Records from a data collection:
···
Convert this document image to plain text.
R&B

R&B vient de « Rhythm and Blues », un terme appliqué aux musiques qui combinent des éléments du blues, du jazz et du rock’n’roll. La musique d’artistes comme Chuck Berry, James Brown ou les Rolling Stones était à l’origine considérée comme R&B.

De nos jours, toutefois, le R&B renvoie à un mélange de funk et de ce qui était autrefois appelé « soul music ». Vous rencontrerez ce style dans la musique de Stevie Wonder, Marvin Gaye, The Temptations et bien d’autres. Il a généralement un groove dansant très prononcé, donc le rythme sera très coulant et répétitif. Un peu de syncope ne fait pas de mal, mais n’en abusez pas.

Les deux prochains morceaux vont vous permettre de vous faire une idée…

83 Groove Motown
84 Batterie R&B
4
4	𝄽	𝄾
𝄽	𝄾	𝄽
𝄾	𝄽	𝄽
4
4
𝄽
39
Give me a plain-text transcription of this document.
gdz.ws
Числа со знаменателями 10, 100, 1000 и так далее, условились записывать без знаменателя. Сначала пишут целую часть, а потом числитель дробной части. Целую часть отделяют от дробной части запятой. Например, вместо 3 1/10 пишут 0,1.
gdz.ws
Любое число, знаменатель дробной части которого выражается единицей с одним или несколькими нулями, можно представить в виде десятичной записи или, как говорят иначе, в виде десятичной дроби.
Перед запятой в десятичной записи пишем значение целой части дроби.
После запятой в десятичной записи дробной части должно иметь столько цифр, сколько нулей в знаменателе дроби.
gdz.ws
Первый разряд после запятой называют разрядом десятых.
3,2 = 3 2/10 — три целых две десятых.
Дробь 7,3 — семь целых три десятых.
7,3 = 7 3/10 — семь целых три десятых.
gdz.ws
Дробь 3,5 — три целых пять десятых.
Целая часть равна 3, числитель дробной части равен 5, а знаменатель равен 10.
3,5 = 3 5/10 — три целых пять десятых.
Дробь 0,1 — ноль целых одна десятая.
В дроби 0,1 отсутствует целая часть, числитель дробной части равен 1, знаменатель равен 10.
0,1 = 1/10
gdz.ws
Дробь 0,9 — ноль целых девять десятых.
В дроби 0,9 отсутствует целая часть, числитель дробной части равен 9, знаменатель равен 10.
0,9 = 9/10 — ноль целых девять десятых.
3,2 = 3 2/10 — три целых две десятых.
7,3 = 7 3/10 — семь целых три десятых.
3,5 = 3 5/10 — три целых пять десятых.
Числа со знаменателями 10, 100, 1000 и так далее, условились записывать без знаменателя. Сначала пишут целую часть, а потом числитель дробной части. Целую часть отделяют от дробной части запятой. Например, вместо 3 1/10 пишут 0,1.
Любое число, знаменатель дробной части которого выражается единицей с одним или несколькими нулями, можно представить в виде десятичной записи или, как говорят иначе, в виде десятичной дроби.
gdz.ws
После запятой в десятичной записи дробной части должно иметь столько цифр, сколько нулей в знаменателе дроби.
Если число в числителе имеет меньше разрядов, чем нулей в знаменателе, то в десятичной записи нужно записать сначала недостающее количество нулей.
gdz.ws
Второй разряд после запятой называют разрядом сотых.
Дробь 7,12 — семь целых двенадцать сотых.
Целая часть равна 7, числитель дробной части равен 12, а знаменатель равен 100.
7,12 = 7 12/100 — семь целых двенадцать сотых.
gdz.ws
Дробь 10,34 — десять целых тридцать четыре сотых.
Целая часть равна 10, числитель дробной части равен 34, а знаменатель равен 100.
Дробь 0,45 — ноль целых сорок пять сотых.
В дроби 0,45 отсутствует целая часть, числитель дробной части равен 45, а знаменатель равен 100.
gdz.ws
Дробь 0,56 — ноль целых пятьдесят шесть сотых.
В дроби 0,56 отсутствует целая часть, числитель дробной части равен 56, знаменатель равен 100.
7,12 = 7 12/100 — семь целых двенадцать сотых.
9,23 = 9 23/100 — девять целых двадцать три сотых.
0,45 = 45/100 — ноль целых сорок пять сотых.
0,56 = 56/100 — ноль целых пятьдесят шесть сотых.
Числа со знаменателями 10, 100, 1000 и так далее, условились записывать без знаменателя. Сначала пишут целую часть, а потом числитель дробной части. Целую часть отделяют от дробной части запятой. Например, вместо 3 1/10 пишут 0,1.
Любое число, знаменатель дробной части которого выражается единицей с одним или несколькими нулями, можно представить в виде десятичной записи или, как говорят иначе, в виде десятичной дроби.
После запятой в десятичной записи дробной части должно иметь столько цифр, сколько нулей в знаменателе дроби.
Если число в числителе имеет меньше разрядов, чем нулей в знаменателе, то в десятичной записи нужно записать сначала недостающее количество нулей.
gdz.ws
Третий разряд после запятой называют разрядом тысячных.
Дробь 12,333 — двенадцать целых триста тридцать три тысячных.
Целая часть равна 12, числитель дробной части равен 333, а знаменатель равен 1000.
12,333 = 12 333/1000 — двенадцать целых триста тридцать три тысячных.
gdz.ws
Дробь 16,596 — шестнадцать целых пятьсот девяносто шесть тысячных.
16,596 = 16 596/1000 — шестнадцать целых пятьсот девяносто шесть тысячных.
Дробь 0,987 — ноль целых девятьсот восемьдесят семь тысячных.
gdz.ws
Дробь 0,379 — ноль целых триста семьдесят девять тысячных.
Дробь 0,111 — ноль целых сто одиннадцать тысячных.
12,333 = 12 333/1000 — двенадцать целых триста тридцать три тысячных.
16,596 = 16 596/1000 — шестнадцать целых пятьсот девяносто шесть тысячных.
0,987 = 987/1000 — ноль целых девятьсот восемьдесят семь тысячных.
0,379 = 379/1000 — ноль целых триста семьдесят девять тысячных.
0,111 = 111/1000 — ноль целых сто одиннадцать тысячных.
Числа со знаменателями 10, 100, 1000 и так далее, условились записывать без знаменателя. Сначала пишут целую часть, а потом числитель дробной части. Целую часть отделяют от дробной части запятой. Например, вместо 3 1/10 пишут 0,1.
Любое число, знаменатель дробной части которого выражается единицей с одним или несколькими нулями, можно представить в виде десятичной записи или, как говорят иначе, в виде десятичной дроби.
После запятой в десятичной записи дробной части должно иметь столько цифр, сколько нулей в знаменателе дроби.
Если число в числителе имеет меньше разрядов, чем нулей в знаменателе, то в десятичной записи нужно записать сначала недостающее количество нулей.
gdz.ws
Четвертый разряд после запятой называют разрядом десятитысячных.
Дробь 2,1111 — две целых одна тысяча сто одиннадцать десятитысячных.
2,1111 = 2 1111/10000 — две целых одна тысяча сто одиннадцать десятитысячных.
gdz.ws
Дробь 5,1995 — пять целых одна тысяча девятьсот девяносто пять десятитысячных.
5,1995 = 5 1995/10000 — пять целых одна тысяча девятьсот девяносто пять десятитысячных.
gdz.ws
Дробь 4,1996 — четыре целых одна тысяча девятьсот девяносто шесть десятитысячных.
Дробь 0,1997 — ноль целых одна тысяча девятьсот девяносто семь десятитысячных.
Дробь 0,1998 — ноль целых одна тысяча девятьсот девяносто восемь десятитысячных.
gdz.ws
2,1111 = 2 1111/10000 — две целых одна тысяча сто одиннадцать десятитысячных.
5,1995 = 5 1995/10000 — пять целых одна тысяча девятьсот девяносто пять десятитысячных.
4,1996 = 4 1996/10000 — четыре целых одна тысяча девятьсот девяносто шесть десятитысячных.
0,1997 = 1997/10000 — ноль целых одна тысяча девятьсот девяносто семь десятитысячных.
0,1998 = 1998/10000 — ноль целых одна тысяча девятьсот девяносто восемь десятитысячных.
···
◆ Objective
Print the listing above in full, exactly as it is.

◆ Response to this task
Convert this document image to plain text.
R&B

R&B vient de « Rhythm and Blues », un terme appliqué aux musiques qui combinent des éléments du blues, du jazz et du rock’n’roll. La musique d’artistes comme Chuck Berry, James Brown ou les Rolling Stones était à l’origine considérée comme R&B.

De nos jours, toutefois, le R&B renvoie à un mélange de funk et de ce qui était autrefois appelé « soul music ». Vous rencontrerez ce style dans la musique de Stevie Wonder, Marvin Gaye, The Temptations et bien d’autres. Il a généralement un groove dansant très prononcé, donc le rythme sera très coulant et répétitif. Un peu de syncope ne fait pas de mal, mais n’en abusez pas.

Les deux prochains morceaux vont vous permettre de vous faire une idée…

83 Groove Motown
84 Batterie R&B
4
4	𝄽	𝄾
𝄽	𝄾	𝄽
𝄾	𝄽	𝄽
4
4
𝄽
39
Give me a plain-text transcription of this document.
gdz.ws
Числа со знаменателями 10, 100, 1000 и так далее, условились записывать без знаменателя. Сначала пишут целую часть, а потом числитель дробной части. Целую часть отделяют от дробной части запятой. Например, вместо 3 1/10 пишут 0,1.
gdz.ws
Любое число, знаменатель дробной части которого выражается единицей с одним или несколькими нулями, можно представить в виде десятичной записи или, как говорят иначе, в виде десятичной дроби.
Перед запятой в десятичной записи пишем значение целой части дроби.
После запятой в десятичной записи дробной части должно иметь столько цифр, сколько нулей в знаменателе дроби.
gdz.ws
Первый разряд после запятой называют разрядом десятых.
3,2 = 3 2/10 — три целых две десятых.
Дробь 7,3 — семь целых три десятых.
7,3 = 7 3/10 — семь целых три десятых.
gdz.ws
Дробь 3,5 — три целых пять десятых.
Целая часть равна 3, числитель дробной части равен 5, а знаменатель равен 10.
3,5 = 3 5/10 — три целых пять десятых.
Дробь 0,1 — ноль целых одна десятая.
В дроби 0,1 отсутствует целая часть, числитель дробной части равен 1, знаменатель равен 10.
0,1 = 1/10
gdz.ws
Дробь 0,9 — ноль целых девять десятых.
В дроби 0,9 отсутствует целая часть, числитель дробной части равен 9, знаменатель равен 10.
0,9 = 9/10 — ноль целых девять десятых.
3,2 = 3 2/10 — три целых две десятых.
7,3 = 7 3/10 — семь целых три десятых.
3,5 = 3 5/10 — три целых пять десятых.
Числа со знаменателями 10, 100, 1000 и так далее, условились записывать без знаменателя. Сначала пишут целую часть, а потом числитель дробной части. Целую часть отделяют от дробной части запятой. Например, вместо 3 1/10 пишут 0,1.
Любое число, знаменатель дробной части которого выражается единицей с одним или несколькими нулями, можно представить в виде десятичной записи или, как говорят иначе, в виде десятичной дроби.
gdz.ws
После запятой в десятичной записи дробной части должно иметь столько цифр, сколько нулей в знаменателе дроби.
Если число в числителе имеет меньше разрядов, чем нулей в знаменателе, то в десятичной записи нужно записать сначала недостающее количество нулей.
gdz.ws
Второй разряд после запятой называют разрядом сотых.
Дробь 7,12 — семь целых двенадцать сотых.
Целая часть равна 7, числитель дробной части равен 12, а знаменатель равен 100.
7,12 = 7 12/100 — семь целых двенадцать сотых.
gdz.ws
Дробь 10,34 — десять целых тридцать четыре сотых.
Целая часть равна 10, числитель дробной части равен 34, а знаменатель равен 100.
Дробь 0,45 — ноль целых сорок пять сотых.
В дроби 0,45 отсутствует целая часть, числитель дробной части равен 45, а знаменатель равен 100.
gdz.ws
Дробь 0,56 — ноль целых пятьдесят шесть сотых.
В дроби 0,56 отсутствует целая часть, числитель дробной части равен 56, знаменатель равен 100.
7,12 = 7 12/100 — семь целых двенадцать сотых.
9,23 = 9 23/100 — девять целых двадцать три сотых.
0,45 = 45/100 — ноль целых сорок пять сотых.
0,56 = 56/100 — ноль целых пятьдесят шесть сотых.
Числа со знаменателями 10, 100, 1000 и так далее, условились записывать без знаменателя. Сначала пишут целую часть, а потом числитель дробной части. Целую часть отделяют от дробной части запятой. Например, вместо 3 1/10 пишут 0,1.
Любое число, знаменатель дробной части которого выражается единицей с одним или несколькими нулями, можно представить в виде десятичной записи или, как говорят иначе, в виде десятичной дроби.
После запятой в десятичной записи дробной части должно иметь столько цифр, сколько нулей в знаменателе дроби.
Если число в числителе имеет меньше разрядов, чем нулей в знаменателе, то в десятичной записи нужно записать сначала недостающее количество нулей.
gdz.ws
Третий разряд после запятой называют разрядом тысячных.
Дробь 12,333 — двенадцать целых триста тридцать три тысячных.
Целая часть равна 12, числитель дробной части равен 333, а знаменатель равен 1000.
12,333 = 12 333/1000 — двенадцать целых триста тридцать три тысячных.
gdz.ws
Дробь 16,596 — шестнадцать целых пятьсот девяносто шесть тысячных.
16,596 = 16 596/1000 — шестнадцать целых пятьсот девяносто шесть тысячных.
Дробь 0,987 — ноль целых девятьсот восемьдесят семь тысячных.
gdz.ws
Дробь 0,379 — ноль целых триста семьдесят девять тысячных.
Дробь 0,111 — ноль целых сто одиннадцать тысячных.
12,333 = 12 333/1000 — двенадцать целых триста тридцать три тысячных.
16,596 = 16 596/1000 — шестнадцать целых пятьсот девяносто шесть тысячных.
0,987 = 987/1000 — ноль целых девятьсот восемьдесят семь тысячных.
0,379 = 379/1000 — ноль целых триста семьдесят девять тысячных.
0,111 = 111/1000 — ноль целых сто одиннадцать тысячных.
Числа со знаменателями 10, 100, 1000 и так далее, условились записывать без знаменателя. Сначала пишут целую часть, а потом числитель дробной части. Целую часть отделяют от дробной части запятой. Например, вместо 3 1/10 пишут 0,1.
Любое число, знаменатель дробной части которого выражается единицей с одним или несколькими нулями, можно представить в виде десятичной записи или, как говорят иначе, в виде десятичной дроби.
После запятой в десятичной записи дробной части должно иметь столько цифр, сколько нулей в знаменателе дроби.
Если число в числителе имеет меньше разрядов, чем нулей в знаменателе, то в десятичной записи нужно записать сначала недостающее количество нулей.
gdz.ws
Четвертый разряд после запятой называют разрядом десятитысячных.
Дробь 2,1111 — две целых одна тысяча сто одиннадцать десятитысячных.
2,1111 = 2 1111/10000 — две целых одна тысяча сто одиннадцать десятитысячных.
gdz.ws
Дробь 5,1995 — пять целых одна тысяча девятьсот девяносто пять десятитысячных.
5,1995 = 5 1995/10000 — пять целых одна тысяча девятьсот девяносто пять десятитысячных.
gdz.ws
Дробь 4,1996 — четыре целых одна тысяча девятьсот девяносто шесть десятитысячных.
Дробь 0,1997 — ноль целых одна тысяча девятьсот девяносто семь десятитысячных.
Дробь 0,1998 — ноль целых одна тысяча девятьсот девяносто восемь десятитысячных.
gdz.ws
2,1111 = 2 1111/10000 — две целых одна тысяча сто одиннадцать десятитысячных.
5,1995 = 5 1995/10000 — пять целых одна тысяча девятьсот девяносто пять десятитысячных.
4,1996 = 4 1996/10000 — четыре целых одна тысяча девятьсот девяносто шесть десятитысячных.
0,1997 = 1997/10000 — ноль целых одна тысяча девятьсот девяносто семь десятитысячных.
0,1998 = 1998/10000 — ноль целых одна тысяча девятьсот девяносто восемь десятитысячных.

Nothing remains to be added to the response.